*Exercise instructions*: If a line in the data below holds the word "with", copy it.
Records to process Block Start
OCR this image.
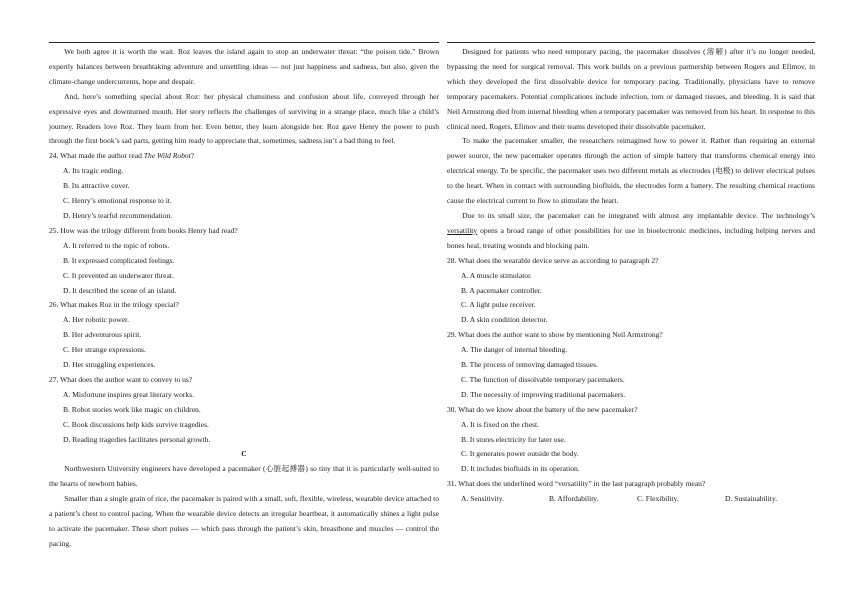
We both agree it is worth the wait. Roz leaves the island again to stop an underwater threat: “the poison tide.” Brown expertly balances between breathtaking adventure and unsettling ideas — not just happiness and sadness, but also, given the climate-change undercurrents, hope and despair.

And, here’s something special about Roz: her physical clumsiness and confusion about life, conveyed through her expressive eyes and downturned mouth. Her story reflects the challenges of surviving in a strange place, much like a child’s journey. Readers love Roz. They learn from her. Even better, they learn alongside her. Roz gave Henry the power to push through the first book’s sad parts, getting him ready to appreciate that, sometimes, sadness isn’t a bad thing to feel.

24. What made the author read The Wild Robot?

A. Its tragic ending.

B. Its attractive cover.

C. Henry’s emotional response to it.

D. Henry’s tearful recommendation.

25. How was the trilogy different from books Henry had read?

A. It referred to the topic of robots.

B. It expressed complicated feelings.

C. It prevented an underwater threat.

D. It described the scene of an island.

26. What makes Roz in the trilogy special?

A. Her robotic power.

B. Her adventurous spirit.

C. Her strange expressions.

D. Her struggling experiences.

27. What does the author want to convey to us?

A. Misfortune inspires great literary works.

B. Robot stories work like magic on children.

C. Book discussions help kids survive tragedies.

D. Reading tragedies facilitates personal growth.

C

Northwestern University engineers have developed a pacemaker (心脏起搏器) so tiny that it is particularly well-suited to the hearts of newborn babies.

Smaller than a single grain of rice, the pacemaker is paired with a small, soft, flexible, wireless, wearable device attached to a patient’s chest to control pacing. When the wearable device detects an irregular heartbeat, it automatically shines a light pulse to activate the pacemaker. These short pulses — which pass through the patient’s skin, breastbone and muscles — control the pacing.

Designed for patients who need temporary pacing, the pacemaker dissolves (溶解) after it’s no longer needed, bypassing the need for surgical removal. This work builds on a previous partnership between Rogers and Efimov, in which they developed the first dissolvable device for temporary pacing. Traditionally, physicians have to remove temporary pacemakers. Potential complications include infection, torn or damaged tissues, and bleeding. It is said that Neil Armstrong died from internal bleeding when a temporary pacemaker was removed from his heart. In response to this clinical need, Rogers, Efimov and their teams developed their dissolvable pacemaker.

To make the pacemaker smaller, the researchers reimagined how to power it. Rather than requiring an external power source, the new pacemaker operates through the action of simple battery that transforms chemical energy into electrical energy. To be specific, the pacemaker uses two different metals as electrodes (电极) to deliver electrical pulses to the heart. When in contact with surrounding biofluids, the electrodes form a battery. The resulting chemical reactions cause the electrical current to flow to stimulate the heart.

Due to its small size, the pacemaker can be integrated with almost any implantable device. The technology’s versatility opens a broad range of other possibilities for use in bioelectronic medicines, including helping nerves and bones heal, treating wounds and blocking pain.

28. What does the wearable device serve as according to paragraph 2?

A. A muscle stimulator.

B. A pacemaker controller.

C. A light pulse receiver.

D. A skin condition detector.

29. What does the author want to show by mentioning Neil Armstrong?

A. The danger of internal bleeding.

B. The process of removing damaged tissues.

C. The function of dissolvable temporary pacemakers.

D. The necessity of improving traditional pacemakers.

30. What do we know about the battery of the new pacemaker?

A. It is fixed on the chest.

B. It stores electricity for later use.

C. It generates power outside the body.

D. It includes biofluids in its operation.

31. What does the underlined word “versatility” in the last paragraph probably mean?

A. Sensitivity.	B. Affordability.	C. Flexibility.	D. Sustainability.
Records to process Block End
Records to process Block Start
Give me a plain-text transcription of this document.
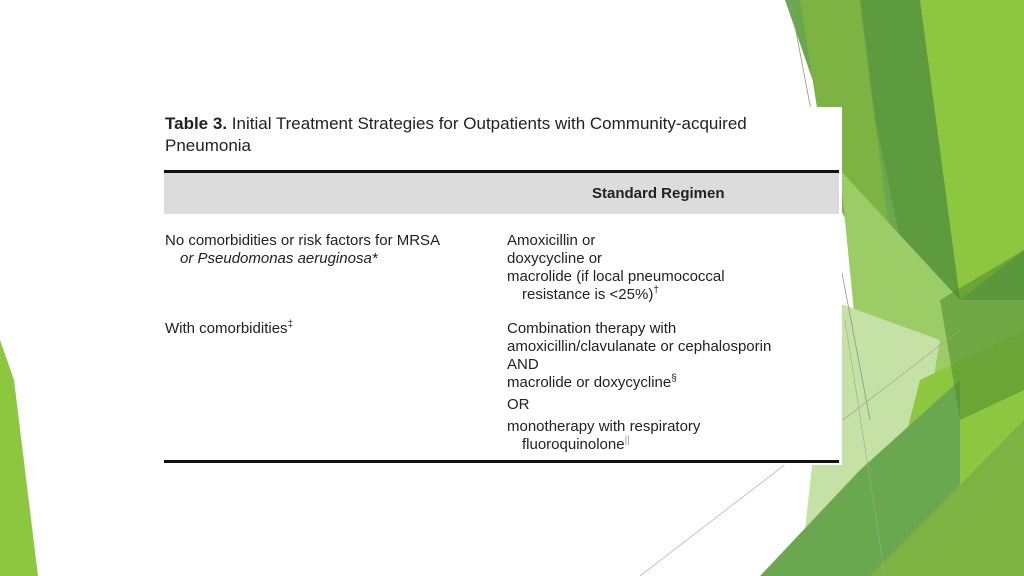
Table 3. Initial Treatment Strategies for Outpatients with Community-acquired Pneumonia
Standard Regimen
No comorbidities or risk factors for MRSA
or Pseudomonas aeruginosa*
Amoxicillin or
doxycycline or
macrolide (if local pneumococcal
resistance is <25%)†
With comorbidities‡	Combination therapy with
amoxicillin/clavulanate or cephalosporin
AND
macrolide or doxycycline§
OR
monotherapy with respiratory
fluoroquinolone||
Records to process Block End
*Solution for this exercise*:
Smaller than a single grain of rice, the pacemaker is paired with a small, soft, flexible, wireless, wearable device attached to a patient’s chest to control pacing. When the wearable device detects an irregular heartbeat, it automatically shines a light pulse to activate the pacemaker. These short pulses — which pass through the patient’s skin, breastbone and muscles — control the pacing.
To make the pacemaker smaller, the researchers reimagined how to power it. Rather than requiring an external power source, the new pacemaker operates through the action of simple battery that transforms chemical energy into electrical energy. To be specific, the pacemaker uses two different metals as electrodes (电极) to deliver electrical pulses to the heart. When in contact with surrounding biofluids, the electrodes form a battery. The resulting chemical reactions cause the electrical current to flow to stimulate the heart.
Due to its small size, the pacemaker can be integrated with almost any implantable device. The technology’s versatility opens a broad range of other possibilities for use in bioelectronic medicines, including helping nerves and bones heal, treating wounds and blocking pain.
Table 3. Initial Treatment Strategies for Outpatients with Community-acquired Pneumonia
With comorbidities‡	Combination therapy with
monotherapy with respiratory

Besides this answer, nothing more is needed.